··· DATASET RECORDS

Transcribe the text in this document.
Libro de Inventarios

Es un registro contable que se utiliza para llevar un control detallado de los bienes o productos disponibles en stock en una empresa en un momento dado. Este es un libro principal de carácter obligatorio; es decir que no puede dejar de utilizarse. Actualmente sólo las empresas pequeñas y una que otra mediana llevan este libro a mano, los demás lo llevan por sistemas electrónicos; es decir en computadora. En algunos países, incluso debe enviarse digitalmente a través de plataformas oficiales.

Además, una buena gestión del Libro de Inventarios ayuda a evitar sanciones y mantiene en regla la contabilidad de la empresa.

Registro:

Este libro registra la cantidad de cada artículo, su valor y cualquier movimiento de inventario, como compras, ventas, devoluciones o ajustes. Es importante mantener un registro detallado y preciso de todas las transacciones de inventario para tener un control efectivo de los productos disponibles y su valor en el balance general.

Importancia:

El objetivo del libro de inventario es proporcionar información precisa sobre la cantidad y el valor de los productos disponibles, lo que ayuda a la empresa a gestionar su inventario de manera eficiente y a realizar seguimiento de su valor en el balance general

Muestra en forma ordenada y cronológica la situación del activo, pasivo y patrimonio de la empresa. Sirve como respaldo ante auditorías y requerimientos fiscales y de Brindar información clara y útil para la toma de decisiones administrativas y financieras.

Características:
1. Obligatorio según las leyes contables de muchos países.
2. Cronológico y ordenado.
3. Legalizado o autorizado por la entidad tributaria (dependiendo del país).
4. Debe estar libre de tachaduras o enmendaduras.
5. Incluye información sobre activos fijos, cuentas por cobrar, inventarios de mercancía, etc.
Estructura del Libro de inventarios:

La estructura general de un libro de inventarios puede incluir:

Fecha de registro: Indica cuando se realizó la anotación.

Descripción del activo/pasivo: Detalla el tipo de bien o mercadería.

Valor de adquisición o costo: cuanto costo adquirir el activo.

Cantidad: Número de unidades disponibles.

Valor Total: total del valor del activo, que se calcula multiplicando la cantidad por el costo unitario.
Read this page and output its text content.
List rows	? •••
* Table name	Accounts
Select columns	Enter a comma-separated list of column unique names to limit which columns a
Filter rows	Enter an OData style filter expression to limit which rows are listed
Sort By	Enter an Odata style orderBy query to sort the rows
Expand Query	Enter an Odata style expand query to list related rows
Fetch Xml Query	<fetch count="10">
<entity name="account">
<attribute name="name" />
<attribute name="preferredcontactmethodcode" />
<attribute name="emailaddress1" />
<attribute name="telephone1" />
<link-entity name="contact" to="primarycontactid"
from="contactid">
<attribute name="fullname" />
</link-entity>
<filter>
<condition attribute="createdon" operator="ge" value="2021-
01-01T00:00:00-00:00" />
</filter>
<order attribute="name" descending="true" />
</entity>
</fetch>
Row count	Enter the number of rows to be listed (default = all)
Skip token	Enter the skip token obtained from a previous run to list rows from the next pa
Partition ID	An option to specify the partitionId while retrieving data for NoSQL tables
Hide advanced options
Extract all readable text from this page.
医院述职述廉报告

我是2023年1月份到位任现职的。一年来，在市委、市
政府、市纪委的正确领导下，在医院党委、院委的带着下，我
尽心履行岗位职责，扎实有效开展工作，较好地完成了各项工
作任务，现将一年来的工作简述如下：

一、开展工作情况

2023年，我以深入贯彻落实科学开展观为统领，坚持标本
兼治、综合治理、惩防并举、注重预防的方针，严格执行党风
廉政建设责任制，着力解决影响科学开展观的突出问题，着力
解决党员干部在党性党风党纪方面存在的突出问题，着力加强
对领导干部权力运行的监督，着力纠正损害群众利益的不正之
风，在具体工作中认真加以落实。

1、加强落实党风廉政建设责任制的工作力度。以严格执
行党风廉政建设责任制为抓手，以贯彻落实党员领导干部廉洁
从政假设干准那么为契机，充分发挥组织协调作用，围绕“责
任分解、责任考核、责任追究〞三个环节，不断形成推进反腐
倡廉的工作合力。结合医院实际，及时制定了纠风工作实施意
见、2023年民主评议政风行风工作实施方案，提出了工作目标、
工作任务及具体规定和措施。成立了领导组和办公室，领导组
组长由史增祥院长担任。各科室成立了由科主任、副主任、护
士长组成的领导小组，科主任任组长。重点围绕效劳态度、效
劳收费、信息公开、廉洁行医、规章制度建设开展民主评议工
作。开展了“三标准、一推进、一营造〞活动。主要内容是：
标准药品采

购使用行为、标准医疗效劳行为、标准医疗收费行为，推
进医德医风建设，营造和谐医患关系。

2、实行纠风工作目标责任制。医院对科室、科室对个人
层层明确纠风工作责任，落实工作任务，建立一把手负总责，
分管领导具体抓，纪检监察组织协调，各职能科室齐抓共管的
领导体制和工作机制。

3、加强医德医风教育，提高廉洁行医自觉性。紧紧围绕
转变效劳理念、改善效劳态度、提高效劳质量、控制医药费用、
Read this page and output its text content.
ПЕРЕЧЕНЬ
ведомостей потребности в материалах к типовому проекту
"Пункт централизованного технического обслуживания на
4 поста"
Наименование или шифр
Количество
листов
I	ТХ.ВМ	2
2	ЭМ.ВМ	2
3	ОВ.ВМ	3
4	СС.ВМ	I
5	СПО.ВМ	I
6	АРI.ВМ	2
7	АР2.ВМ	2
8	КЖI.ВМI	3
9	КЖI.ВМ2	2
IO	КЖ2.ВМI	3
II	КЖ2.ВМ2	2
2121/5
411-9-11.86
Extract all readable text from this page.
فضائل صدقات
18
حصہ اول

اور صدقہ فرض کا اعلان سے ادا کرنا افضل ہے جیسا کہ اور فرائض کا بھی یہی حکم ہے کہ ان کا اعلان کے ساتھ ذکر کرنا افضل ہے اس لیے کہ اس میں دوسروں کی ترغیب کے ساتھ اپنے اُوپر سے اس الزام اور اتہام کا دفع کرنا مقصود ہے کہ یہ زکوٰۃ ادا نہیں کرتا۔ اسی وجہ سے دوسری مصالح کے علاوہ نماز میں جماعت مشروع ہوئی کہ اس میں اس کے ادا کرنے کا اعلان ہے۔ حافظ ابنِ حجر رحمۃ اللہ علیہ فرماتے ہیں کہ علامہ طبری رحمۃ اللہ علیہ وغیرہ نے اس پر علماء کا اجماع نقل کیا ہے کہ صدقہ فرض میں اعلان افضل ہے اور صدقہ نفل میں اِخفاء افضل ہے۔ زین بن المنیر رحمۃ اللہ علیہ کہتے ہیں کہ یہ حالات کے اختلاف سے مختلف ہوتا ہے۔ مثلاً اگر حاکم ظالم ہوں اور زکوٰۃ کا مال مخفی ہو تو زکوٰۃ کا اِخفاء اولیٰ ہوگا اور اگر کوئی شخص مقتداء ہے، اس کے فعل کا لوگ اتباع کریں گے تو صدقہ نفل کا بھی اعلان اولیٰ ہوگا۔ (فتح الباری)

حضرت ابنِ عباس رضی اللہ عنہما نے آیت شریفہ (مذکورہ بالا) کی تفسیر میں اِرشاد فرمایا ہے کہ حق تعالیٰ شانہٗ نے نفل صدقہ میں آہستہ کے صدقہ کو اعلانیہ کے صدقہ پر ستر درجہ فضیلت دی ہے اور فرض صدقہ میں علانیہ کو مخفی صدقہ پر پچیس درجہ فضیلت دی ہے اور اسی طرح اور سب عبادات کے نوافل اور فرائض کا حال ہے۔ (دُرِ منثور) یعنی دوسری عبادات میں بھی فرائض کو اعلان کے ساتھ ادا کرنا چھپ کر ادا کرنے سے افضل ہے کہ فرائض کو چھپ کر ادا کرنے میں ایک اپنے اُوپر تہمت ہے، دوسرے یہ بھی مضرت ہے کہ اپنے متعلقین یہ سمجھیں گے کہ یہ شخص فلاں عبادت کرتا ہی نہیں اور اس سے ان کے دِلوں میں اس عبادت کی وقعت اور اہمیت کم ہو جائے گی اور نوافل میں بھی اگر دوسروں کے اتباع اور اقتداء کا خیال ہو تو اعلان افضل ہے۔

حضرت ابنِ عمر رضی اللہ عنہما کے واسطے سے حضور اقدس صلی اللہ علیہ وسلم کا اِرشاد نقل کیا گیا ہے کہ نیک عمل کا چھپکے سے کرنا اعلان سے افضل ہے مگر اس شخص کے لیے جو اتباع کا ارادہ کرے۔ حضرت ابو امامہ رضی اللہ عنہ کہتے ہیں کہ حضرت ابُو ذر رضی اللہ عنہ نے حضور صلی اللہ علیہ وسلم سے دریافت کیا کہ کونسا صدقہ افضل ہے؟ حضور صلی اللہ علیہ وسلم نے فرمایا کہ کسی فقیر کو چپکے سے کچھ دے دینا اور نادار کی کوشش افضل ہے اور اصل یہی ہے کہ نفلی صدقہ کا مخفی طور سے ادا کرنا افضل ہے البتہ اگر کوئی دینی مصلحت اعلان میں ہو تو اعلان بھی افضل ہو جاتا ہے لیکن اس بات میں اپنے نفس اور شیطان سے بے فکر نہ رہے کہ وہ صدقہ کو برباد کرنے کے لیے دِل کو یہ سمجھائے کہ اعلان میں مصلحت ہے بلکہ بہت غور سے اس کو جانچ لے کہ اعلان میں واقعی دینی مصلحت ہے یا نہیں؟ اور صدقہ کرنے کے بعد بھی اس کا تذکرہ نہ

······

(REQUIREMENTS):
Pick out the lines above containing the word "which", then copy them.

(REPLY TO THE TASK):
Select columns	Enter a comma-separated list of column unique names to limit which columns a
Filter rows	Enter an OData style filter expression to limit which rows are listed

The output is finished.